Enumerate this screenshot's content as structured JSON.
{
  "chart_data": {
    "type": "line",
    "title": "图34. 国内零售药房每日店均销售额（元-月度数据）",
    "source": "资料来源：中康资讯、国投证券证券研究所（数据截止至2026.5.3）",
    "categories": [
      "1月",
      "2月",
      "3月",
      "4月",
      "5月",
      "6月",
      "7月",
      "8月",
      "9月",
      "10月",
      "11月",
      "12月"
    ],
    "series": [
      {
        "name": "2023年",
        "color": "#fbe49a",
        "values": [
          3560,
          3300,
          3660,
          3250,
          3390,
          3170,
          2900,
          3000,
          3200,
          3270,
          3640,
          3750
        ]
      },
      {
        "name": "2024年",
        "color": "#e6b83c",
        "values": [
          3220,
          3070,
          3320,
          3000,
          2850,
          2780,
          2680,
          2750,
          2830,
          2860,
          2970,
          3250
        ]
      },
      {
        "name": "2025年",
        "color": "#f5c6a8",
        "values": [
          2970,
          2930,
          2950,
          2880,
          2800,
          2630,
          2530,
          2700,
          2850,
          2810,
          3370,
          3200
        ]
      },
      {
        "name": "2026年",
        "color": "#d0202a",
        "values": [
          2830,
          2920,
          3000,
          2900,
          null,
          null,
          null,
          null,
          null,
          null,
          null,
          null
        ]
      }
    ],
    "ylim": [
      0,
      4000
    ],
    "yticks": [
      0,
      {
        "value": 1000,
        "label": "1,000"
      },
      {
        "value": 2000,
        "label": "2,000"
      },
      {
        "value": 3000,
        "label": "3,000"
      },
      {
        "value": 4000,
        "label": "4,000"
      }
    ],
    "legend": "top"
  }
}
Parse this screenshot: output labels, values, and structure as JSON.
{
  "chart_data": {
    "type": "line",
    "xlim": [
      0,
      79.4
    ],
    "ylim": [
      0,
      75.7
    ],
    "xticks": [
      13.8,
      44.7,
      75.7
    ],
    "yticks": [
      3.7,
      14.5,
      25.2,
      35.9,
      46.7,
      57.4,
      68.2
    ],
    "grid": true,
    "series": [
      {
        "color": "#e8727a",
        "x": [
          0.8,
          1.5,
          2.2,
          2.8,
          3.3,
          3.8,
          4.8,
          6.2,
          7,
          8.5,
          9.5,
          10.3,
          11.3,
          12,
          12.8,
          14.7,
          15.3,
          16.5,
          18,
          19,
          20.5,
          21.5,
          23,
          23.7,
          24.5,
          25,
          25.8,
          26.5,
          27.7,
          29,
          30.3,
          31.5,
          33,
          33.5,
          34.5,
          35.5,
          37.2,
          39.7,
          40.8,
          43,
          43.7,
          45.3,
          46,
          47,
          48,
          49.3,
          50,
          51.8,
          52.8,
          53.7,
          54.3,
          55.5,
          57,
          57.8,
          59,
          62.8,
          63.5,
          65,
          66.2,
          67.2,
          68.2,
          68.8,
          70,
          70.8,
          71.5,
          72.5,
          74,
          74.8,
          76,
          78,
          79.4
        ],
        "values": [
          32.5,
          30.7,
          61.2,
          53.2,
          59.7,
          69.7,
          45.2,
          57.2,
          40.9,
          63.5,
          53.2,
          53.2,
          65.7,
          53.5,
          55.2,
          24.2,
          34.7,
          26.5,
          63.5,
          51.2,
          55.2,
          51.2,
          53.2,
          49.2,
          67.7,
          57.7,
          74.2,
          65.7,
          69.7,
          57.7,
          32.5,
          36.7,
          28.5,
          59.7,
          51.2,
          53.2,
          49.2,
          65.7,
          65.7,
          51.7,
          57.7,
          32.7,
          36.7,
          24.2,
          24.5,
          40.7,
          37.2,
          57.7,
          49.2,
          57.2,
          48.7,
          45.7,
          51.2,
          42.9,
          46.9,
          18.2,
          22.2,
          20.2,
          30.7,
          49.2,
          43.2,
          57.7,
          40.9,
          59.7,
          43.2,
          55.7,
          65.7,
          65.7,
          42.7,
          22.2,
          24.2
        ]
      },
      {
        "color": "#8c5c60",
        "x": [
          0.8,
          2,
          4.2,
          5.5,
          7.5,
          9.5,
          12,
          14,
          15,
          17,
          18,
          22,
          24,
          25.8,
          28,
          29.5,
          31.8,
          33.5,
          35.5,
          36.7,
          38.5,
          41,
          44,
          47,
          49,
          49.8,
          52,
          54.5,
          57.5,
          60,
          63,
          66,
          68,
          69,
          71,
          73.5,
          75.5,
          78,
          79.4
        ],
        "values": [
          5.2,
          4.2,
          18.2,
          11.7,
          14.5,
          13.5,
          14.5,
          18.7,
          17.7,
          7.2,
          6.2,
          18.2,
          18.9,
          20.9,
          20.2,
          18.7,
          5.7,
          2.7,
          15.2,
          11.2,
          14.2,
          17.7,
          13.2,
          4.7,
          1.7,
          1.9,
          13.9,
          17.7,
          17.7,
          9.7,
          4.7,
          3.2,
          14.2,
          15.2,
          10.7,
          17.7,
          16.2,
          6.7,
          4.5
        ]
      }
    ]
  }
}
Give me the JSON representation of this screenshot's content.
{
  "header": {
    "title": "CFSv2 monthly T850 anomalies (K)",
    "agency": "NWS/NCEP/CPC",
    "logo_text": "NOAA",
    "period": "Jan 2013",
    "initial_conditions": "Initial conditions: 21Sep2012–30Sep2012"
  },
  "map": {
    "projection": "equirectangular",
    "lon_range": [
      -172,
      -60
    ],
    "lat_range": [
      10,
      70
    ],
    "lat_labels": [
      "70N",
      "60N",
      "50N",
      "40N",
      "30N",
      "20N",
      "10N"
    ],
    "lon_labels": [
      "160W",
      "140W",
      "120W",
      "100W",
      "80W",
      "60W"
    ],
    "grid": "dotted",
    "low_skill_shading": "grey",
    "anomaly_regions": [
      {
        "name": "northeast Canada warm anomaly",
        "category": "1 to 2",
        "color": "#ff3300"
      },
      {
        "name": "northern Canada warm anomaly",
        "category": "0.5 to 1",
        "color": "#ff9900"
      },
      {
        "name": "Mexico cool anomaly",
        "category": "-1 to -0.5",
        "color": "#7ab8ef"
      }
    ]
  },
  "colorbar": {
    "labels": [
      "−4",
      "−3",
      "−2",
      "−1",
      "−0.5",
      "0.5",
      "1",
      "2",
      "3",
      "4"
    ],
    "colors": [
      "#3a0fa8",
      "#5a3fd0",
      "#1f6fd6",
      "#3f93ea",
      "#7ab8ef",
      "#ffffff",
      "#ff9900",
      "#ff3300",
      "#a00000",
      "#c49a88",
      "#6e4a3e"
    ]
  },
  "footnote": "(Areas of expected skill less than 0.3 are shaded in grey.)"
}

◆ ◆ ◆ ◆ ◆

▶ _Given instruction_
Output all of the material, please, exactly as it stands.

▶ _Exercise output_
Enumerate this screenshot's content as structured JSON.
{
  "chart_data": {
    "type": "line",
    "title": "图34. 国内零售药房每日店均销售额（元-月度数据）",
    "source": "资料来源：中康资讯、国投证券证券研究所（数据截止至2026.5.3）",
    "categories": [
      "1月",
      "2月",
      "3月",
      "4月",
      "5月",
      "6月",
      "7月",
      "8月",
      "9月",
      "10月",
      "11月",
      "12月"
    ],
    "series": [
      {
        "name": "2023年",
        "color": "#fbe49a",
        "values": [
          3560,
          3300,
          3660,
          3250,
          3390,
          3170,
          2900,
          3000,
          3200,
          3270,
          3640,
          3750
        ]
      },
      {
        "name": "2024年",
        "color": "#e6b83c",
        "values": [
          3220,
          3070,
          3320,
          3000,
          2850,
          2780,
          2680,
          2750,
          2830,
          2860,
          2970,
          3250
        ]
      },
      {
        "name": "2025年",
        "color": "#f5c6a8",
        "values": [
          2970,
          2930,
          2950,
          2880,
          2800,
          2630,
          2530,
          2700,
          2850,
          2810,
          3370,
          3200
        ]
      },
      {
        "name": "2026年",
        "color": "#d0202a",
        "values": [
          2830,
          2920,
          3000,
          2900,
          null,
          null,
          null,
          null,
          null,
          null,
          null,
          null
        ]
      }
    ],
    "ylim": [
      0,
      4000
    ],
    "yticks": [
      0,
      {
        "value": 1000,
        "label": "1,000"
      },
      {
        "value": 2000,
        "label": "2,000"
      },
      {
        "value": 3000,
        "label": "3,000"
      },
      {
        "value": 4000,
        "label": "4,000"
      }
    ],
    "legend": "top"
  }
}
Parse this screenshot: output labels, values, and structure as JSON.
{
  "chart_data": {
    "type": "line",
    "xlim": [
      0,
      79.4
    ],
    "ylim": [
      0,
      75.7
    ],
    "xticks": [
      13.8,
      44.7,
      75.7
    ],
    "yticks": [
      3.7,
      14.5,
      25.2,
      35.9,
      46.7,
      57.4,
      68.2
    ],
    "grid": true,
    "series": [
      {
        "color": "#e8727a",
        "x": [
          0.8,
          1.5,
          2.2,
          2.8,
          3.3,
          3.8,
          4.8,
          6.2,
          7,
          8.5,
          9.5,
          10.3,
          11.3,
          12,
          12.8,
          14.7,
          15.3,
          16.5,
          18,
          19,
          20.5,
          21.5,
          23,
          23.7,
          24.5,
          25,
          25.8,
          26.5,
          27.7,
          29,
          30.3,
          31.5,
          33,
          33.5,
          34.5,
          35.5,
          37.2,
          39.7,
          40.8,
          43,
          43.7,
          45.3,
          46,
          47,
          48,
          49.3,
          50,
          51.8,
          52.8,
          53.7,
          54.3,
          55.5,
          57,
          57.8,
          59,
          62.8,
          63.5,
          65,
          66.2,
          67.2,
          68.2,
          68.8,
          70,
          70.8,
          71.5,
          72.5,
          74,
          74.8,
          76,
          78,
          79.4
        ],
        "values": [
          32.5,
          30.7,
          61.2,
          53.2,
          59.7,
          69.7,
          45.2,
          57.2,
          40.9,
          63.5,
          53.2,
          53.2,
          65.7,
          53.5,
          55.2,
          24.2,
          34.7,
          26.5,
          63.5,
          51.2,
          55.2,
          51.2,
          53.2,
          49.2,
          67.7,
          57.7,
          74.2,
          65.7,
          69.7,
          57.7,
          32.5,
          36.7,
          28.5,
          59.7,
          51.2,
          53.2,
          49.2,
          65.7,
          65.7,
          51.7,
          57.7,
          32.7,
          36.7,
          24.2,
          24.5,
          40.7,
          37.2,
          57.7,
          49.2,
          57.2,
          48.7,
          45.7,
          51.2,
          42.9,
          46.9,
          18.2,
          22.2,
          20.2,
          30.7,
          49.2,
          43.2,
          57.7,
          40.9,
          59.7,
          43.2,
          55.7,
          65.7,
          65.7,
          42.7,
          22.2,
          24.2
        ]
      },
      {
        "color": "#8c5c60",
        "x": [
          0.8,
          2,
          4.2,
          5.5,
          7.5,
          9.5,
          12,
          14,
          15,
          17,
          18,
          22,
          24,
          25.8,
          28,
          29.5,
          31.8,
          33.5,
          35.5,
          36.7,
          38.5,
          41,
          44,
          47,
          49,
          49.8,
          52,
          54.5,
          57.5,
          60,
          63,
          66,
          68,
          69,
          71,
          73.5,
          75.5,
          78,
          79.4
        ],
        "values": [
          5.2,
          4.2,
          18.2,
          11.7,
          14.5,
          13.5,
          14.5,
          18.7,
          17.7,
          7.2,
          6.2,
          18.2,
          18.9,
          20.9,
          20.2,
          18.7,
          5.7,
          2.7,
          15.2,
          11.2,
          14.2,
          17.7,
          13.2,
          4.7,
          1.7,
          1.9,
          13.9,
          17.7,
          17.7,
          9.7,
          4.7,
          3.2,
          14.2,
          15.2,
          10.7,
          17.7,
          16.2,
          6.7,
          4.5
        ]
      }
    ]
  }
}
Give me the JSON representation of this screenshot's content.
{
  "header": {
    "title": "CFSv2 monthly T850 anomalies (K)",
    "agency": "NWS/NCEP/CPC",
    "logo_text": "NOAA",
    "period": "Jan 2013",
    "initial_conditions": "Initial conditions: 21Sep2012–30Sep2012"
  },
  "map": {
    "projection": "equirectangular",
    "lon_range": [
      -172,
      -60
    ],
    "lat_range": [
      10,
      70
    ],
    "lat_labels": [
      "70N",
      "60N",
      "50N",
      "40N",
      "30N",
      "20N",
      "10N"
    ],
    "lon_labels": [
      "160W",
      "140W",
      "120W",
      "100W",
      "80W",
      "60W"
    ],
    "grid": "dotted",
    "low_skill_shading": "grey",
    "anomaly_regions": [
      {
        "name": "northeast Canada warm anomaly",
        "category": "1 to 2",
        "color": "#ff3300"
      },
      {
        "name": "northern Canada warm anomaly",
        "category": "0.5 to 1",
        "color": "#ff9900"
      },
      {
        "name": "Mexico cool anomaly",
        "category": "-1 to -0.5",
        "color": "#7ab8ef"
      }
    ]
  },
  "colorbar": {
    "labels": [
      "−4",
      "−3",
      "−2",
      "−1",
      "−0.5",
      "0.5",
      "1",
      "2",
      "3",
      "4"
    ],
    "colors": [
      "#3a0fa8",
      "#5a3fd0",
      "#1f6fd6",
      "#3f93ea",
      "#7ab8ef",
      "#ffffff",
      "#ff9900",
      "#ff3300",
      "#a00000",
      "#c49a88",
      "#6e4a3e"
    ]
  },
  "footnote": "(Areas of expected skill less than 0.3 are shaded in grey.)"
}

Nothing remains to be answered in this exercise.